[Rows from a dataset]
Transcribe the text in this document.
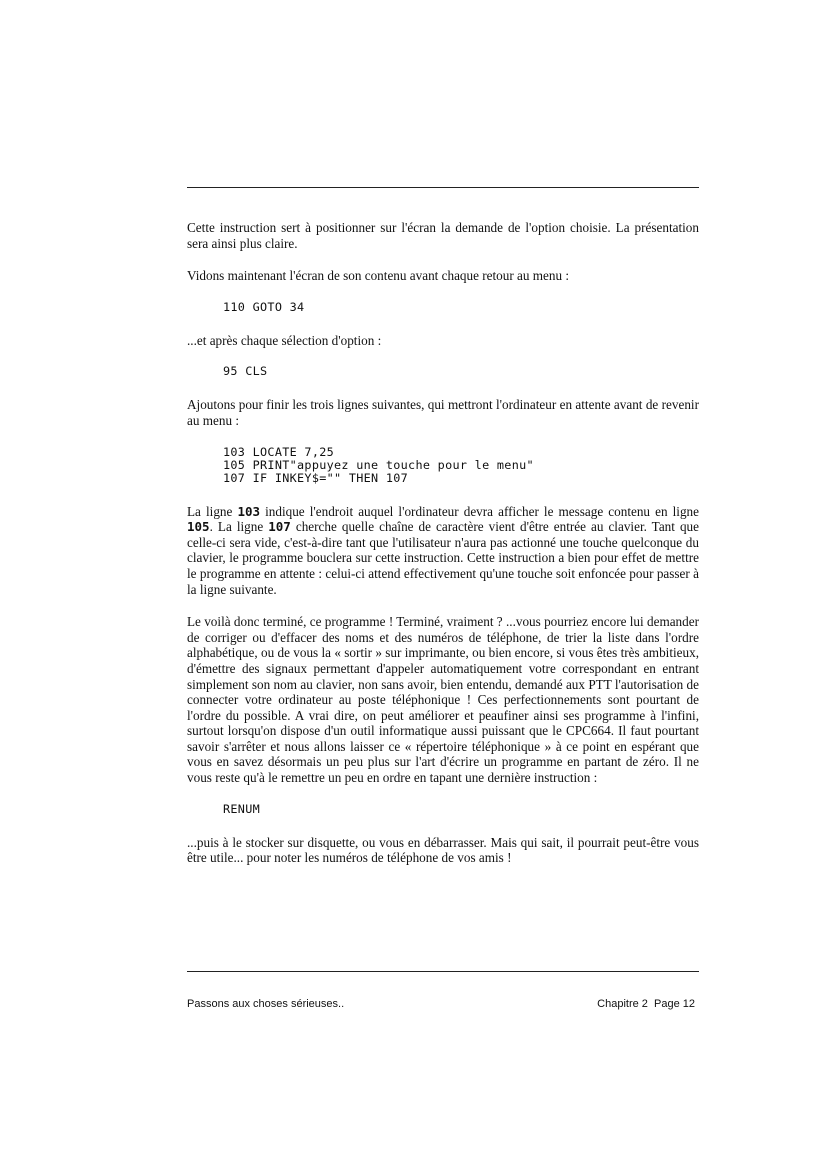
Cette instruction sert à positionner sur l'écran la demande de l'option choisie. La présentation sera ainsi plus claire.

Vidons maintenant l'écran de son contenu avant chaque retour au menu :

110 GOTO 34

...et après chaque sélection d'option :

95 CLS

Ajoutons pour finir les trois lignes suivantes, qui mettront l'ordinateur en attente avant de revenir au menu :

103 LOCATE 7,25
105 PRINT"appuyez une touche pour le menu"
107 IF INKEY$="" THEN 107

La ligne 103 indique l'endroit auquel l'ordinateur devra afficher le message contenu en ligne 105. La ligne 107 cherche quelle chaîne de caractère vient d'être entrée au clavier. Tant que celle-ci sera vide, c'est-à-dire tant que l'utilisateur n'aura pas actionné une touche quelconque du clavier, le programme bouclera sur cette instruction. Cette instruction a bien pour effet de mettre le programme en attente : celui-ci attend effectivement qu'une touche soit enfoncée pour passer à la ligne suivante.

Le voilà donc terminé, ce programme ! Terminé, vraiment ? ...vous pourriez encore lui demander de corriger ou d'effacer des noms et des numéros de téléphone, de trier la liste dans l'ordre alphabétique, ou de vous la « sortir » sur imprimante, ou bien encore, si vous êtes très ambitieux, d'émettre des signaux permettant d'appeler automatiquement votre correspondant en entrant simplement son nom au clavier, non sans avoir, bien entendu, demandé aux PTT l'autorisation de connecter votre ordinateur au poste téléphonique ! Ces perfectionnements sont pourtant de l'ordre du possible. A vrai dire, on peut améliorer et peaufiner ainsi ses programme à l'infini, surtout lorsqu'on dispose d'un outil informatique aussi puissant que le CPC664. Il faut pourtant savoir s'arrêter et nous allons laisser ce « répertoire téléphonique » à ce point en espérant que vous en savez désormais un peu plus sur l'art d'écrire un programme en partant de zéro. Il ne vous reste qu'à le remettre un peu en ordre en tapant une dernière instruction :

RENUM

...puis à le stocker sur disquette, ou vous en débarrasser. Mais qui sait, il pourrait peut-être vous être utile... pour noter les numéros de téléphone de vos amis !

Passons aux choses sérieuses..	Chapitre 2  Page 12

--

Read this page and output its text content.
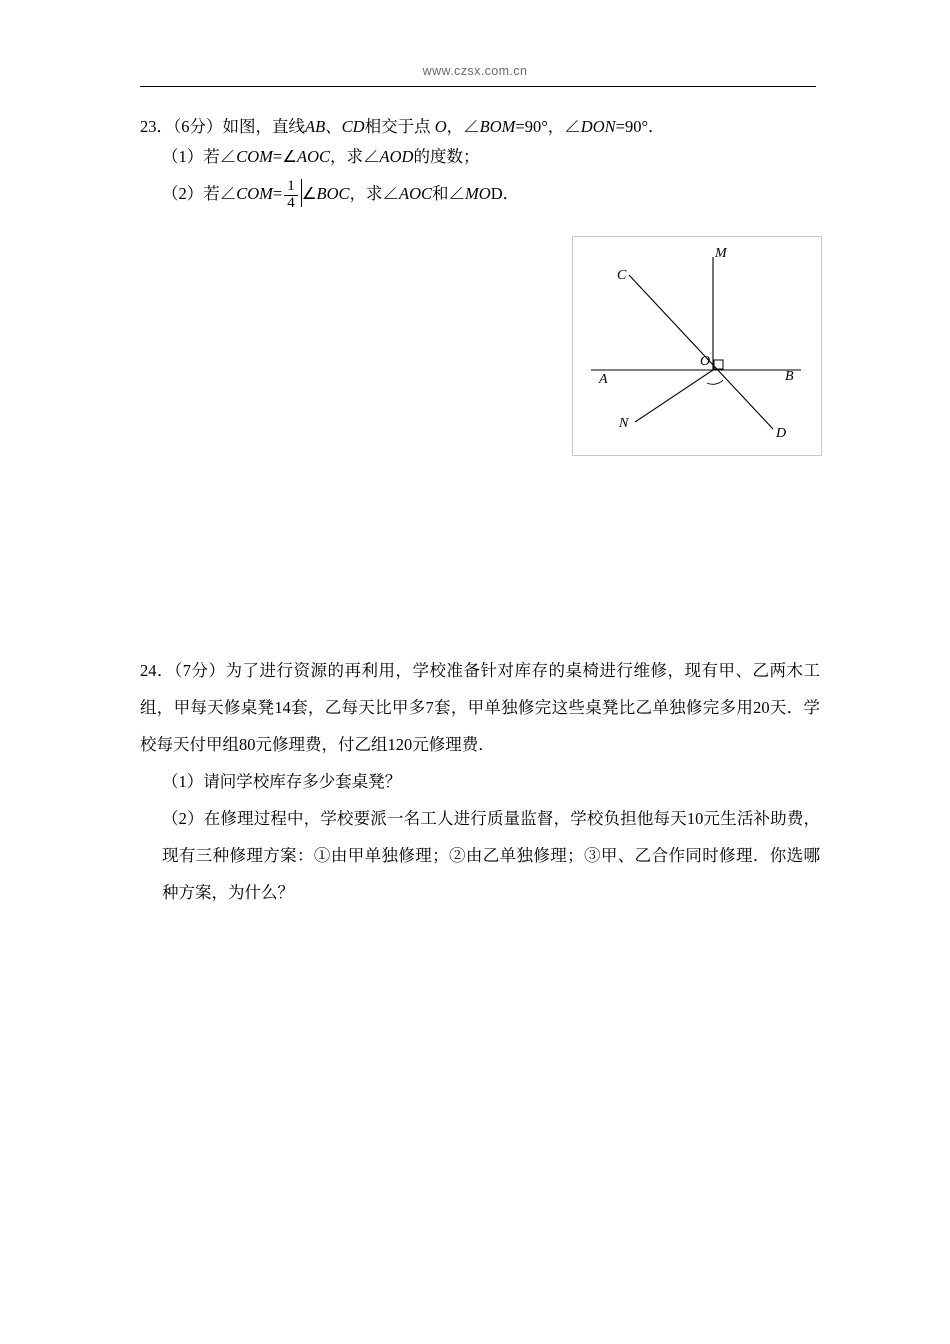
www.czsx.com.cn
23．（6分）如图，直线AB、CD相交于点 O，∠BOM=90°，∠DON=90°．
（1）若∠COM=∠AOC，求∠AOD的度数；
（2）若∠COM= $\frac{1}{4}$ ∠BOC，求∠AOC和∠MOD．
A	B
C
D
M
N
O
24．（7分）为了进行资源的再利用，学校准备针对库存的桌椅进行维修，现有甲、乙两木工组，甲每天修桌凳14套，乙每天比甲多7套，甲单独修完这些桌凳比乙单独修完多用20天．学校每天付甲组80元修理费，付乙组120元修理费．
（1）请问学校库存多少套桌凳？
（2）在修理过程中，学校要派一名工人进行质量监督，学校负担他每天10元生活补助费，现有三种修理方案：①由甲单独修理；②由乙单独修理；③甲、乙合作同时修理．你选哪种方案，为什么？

_Exercise description_
Using the listing above, list every line in which the string "vous" occurs.

_Final result_
Le voilà donc terminé, ce programme ! Terminé, vraiment ? ...vous pourriez encore lui demander de corriger ou d'effacer des noms et des numéros de téléphone, de trier la liste dans l'ordre alphabétique, ou de vous la « sortir » sur imprimante, ou bien encore, si vous êtes très ambitieux, d'émettre des signaux permettant d'appeler automatiquement votre correspondant en entrant simplement son nom au clavier, non sans avoir, bien entendu, demandé aux PTT l'autorisation de connecter votre ordinateur au poste téléphonique ! Ces perfectionnements sont pourtant de l'ordre du possible. A vrai dire, on peut améliorer et peaufiner ainsi ses programme à l'infini, surtout lorsqu'on dispose d'un outil informatique aussi puissant que le CPC664. Il faut pourtant savoir s'arrêter et nous allons laisser ce « répertoire téléphonique » à ce point en espérant que vous en savez désormais un peu plus sur l'art d'écrire un programme en partant de zéro. Il ne vous reste qu'à le remettre un peu en ordre en tapant une dernière instruction :
...puis à le stocker sur disquette, ou vous en débarrasser. Mais qui sait, il pourrait peut-être vous être utile... pour noter les numéros de téléphone de vos amis !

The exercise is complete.